-- Start of Data to process --

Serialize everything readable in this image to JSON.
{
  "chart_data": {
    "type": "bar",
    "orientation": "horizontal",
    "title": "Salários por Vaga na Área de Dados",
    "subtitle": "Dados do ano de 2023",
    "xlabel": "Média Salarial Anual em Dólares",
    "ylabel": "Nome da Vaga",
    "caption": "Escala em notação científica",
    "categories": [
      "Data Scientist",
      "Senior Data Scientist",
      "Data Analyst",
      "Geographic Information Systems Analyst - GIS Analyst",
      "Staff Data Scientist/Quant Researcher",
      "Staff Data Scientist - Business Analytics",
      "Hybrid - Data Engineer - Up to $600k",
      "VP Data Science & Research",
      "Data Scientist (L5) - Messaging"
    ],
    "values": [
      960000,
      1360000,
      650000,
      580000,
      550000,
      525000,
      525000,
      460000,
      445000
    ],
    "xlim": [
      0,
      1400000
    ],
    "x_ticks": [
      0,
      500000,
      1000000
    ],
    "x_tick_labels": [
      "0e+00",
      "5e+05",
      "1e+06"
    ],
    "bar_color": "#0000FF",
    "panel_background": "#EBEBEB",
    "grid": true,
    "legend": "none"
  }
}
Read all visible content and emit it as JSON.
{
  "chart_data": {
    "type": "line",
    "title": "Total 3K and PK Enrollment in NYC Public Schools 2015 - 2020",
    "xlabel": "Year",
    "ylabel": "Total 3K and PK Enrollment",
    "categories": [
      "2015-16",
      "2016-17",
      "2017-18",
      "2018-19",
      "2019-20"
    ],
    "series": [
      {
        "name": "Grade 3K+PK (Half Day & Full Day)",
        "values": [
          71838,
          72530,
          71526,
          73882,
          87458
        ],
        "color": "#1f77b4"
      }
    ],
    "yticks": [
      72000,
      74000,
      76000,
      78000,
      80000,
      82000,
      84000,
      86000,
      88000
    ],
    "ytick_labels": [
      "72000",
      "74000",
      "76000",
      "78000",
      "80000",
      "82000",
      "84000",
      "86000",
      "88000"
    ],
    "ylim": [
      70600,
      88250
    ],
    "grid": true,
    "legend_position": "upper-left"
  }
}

-- End of Data to process --

* **What you need to do**
Look through the entries above; copy each line where the string "Analyst" appears.

* **Full response**
      "Data Analyst",
      "Geographic Information Systems Analyst - GIS Analyst",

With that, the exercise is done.